### REQUIREMENTS
[A] In the excerpted text about the scanned pictures, to what standard size were all the pictures resized?
[B] Copy the rows word for word, starting with the row that contains "operator-item[interactable]: Bake ODE: [961, 243, 1116, 260]" and going on through the row that contains "operator-item[interactable]: Bake Volume: [961, 260, 1116, 277]".

### EXCERPTED TEXT
A lot of the pictures on the site are scans of actual film pictures that I took over the years before I purchased a digital camera (which I now use exclusively).

Back when I purchased the "abandonedrails.com" domain name, I wanted to put some material up immediately. I didn't have much in the way of digital pictures since I have not had my digital camera for a very long time. So I resorted to my meager collection of 3x5s (which were taken with my Nikon point-and-shoot), and proceeded to scan the pictures in with my flatbed scanner. Once scanned into digital format, I cropped the pictures appropriately and transferred them to the website.  Easy enough, right?

Well, as it happened, I had a lot of pictures on the site each taking up 1 MB (and more!) of disk space. After further research, I discovered that a little number known as the DPI (dots per inch) of the picture was important, especially if the picture was to be used for electronic purposes. Turns out that computers can display pictures up to 75 DPI and no more. (If a picture has more than 75 DPI, the display immediately converts it down to 75 DPI.) That means that any picture more than 75 DPI was taking up more space on my website than needed.  And there were a lot of pictures scanned in at 200 DPI (and even a couple of 300).

So I've converted ALL my pictures down to 75 DPI (except those that were already); I have also resized all of them to a standard size, 800x600 (or 600x800 for portrait orientations). In taking measurements before and after, I estimate that I have reduced my used disk space by at least 80 MB!  Not only that, the pictures load and display MUCH faster now (as well they should, having been reduced in file size almost 250%).

Now the hard part is remembering to do this for subsequent photos I upload to my site.

### INFORMATION GIVEN
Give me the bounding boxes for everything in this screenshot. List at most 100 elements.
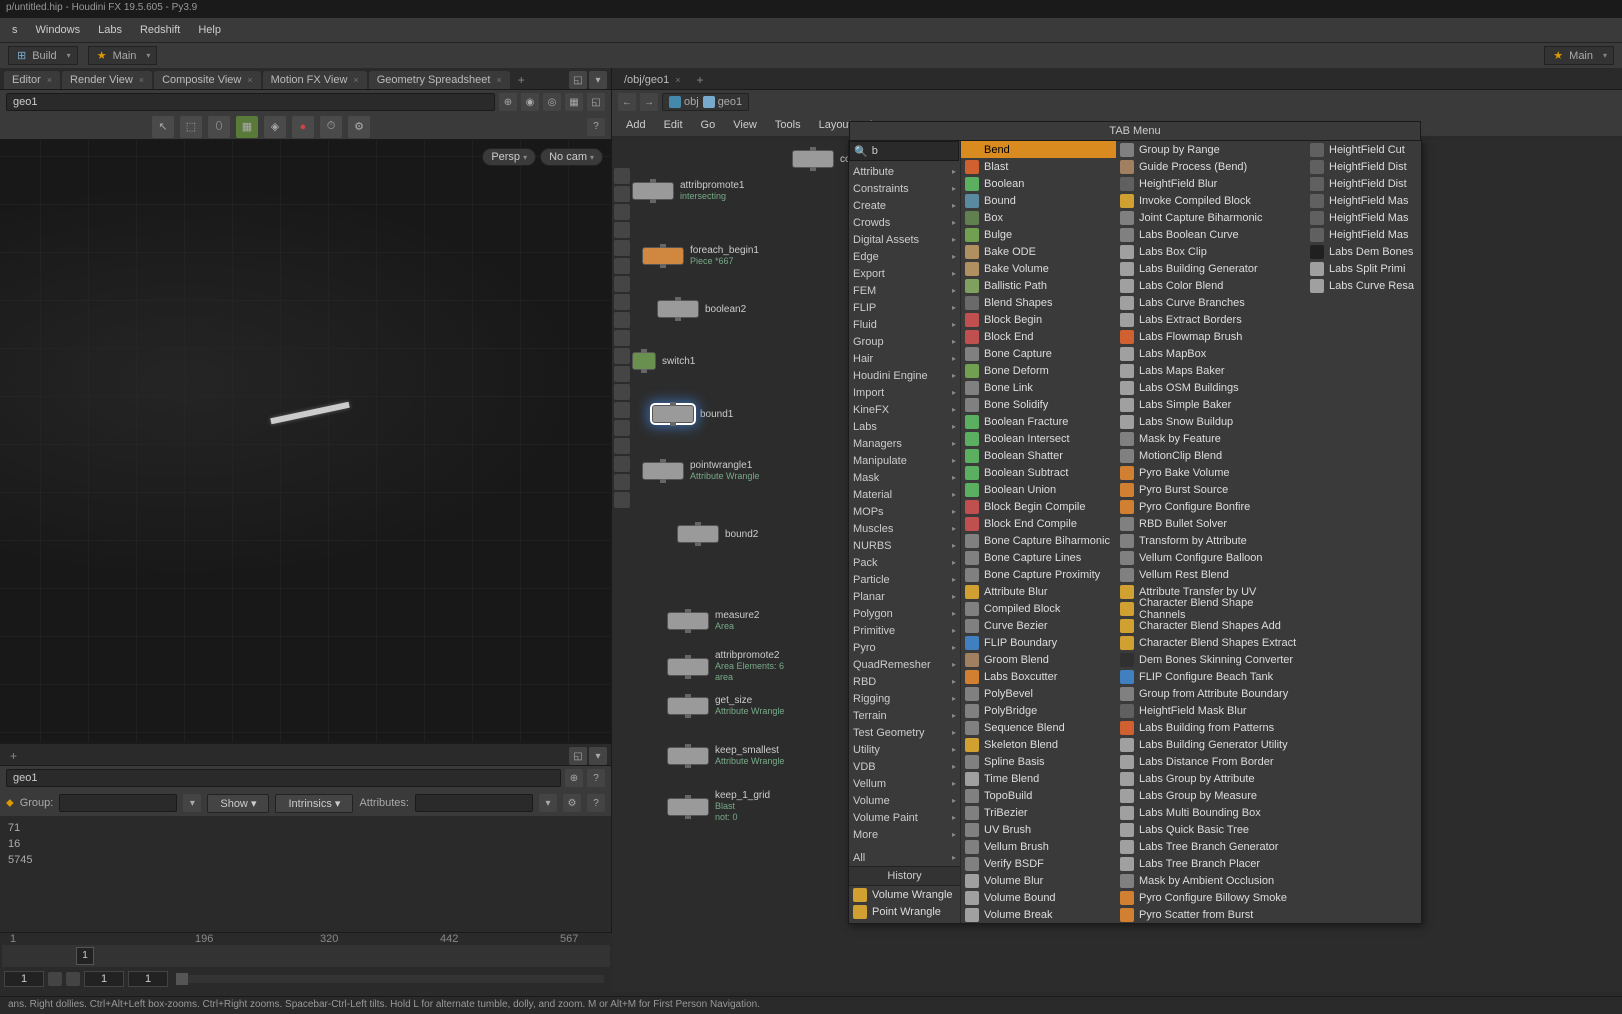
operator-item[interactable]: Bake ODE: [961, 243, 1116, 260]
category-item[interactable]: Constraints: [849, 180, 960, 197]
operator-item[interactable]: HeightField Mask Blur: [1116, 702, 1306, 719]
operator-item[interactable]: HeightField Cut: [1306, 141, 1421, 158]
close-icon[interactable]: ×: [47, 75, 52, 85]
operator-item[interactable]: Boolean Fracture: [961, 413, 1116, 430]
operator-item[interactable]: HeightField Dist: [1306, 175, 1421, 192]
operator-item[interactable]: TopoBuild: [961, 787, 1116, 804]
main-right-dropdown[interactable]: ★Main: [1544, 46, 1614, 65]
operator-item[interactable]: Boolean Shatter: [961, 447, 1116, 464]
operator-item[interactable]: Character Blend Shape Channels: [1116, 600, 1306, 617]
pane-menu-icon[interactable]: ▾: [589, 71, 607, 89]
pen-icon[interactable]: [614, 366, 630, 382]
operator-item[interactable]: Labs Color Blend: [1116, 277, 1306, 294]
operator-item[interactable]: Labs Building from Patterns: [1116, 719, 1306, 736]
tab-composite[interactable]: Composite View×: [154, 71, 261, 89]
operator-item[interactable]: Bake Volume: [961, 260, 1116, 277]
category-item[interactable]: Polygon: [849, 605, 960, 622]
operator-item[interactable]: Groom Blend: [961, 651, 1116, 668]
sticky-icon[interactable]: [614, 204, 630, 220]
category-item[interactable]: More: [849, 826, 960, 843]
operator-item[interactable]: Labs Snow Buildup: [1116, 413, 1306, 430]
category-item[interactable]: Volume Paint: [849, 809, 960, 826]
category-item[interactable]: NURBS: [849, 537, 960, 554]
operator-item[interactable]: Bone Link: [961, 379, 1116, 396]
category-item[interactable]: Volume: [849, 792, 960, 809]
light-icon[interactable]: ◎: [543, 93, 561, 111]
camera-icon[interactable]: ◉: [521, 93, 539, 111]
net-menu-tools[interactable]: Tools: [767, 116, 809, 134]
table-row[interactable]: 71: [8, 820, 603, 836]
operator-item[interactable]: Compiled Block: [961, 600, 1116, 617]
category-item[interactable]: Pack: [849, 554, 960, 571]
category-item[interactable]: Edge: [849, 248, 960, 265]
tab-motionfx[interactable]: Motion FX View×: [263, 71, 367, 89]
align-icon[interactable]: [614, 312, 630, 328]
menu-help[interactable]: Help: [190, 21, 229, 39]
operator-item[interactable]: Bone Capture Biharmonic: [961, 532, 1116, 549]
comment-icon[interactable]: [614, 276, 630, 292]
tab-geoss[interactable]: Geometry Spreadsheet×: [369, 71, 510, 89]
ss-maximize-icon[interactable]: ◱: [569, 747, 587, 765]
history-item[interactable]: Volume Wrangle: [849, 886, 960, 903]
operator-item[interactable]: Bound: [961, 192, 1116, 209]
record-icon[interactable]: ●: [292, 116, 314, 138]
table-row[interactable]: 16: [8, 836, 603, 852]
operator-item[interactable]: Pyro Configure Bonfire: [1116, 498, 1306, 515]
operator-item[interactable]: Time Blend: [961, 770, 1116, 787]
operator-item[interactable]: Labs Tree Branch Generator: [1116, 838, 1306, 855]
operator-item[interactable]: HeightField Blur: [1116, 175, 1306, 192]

### LIST OF SOLUTIONS
[A] 800x600, or 600x800 for portrait orientations.

[B]
operator-item[interactable]: Bake ODE: [961, 243, 1116, 260]
category-item[interactable]: Constraints: [849, 180, 960, 197]
operator-item[interactable]: HeightField Mask Blur: [1116, 702, 1306, 719]
operator-item[interactable]: HeightField Cut: [1306, 141, 1421, 158]
close-icon[interactable]: ×: [47, 75, 52, 85]
operator-item[interactable]: Boolean Fracture: [961, 413, 1116, 430]
operator-item[interactable]: HeightField Dist: [1306, 175, 1421, 192]
operator-item[interactable]: TopoBuild: [961, 787, 1116, 804]
main-right-dropdown[interactable]: ★Main: [1544, 46, 1614, 65]
operator-item[interactable]: Boolean Shatter: [961, 447, 1116, 464]
operator-item[interactable]: Character Blend Shape Channels: [1116, 600, 1306, 617]
pane-menu-icon[interactable]: ▾: [589, 71, 607, 89]
pen-icon[interactable]: [614, 366, 630, 382]
operator-item[interactable]: Labs Color Blend: [1116, 277, 1306, 294]
operator-item[interactable]: Labs Building from Patterns: [1116, 719, 1306, 736]
tab-composite[interactable]: Composite View×: [154, 71, 261, 89]
operator-item[interactable]: Bake Volume: [961, 260, 1116, 277]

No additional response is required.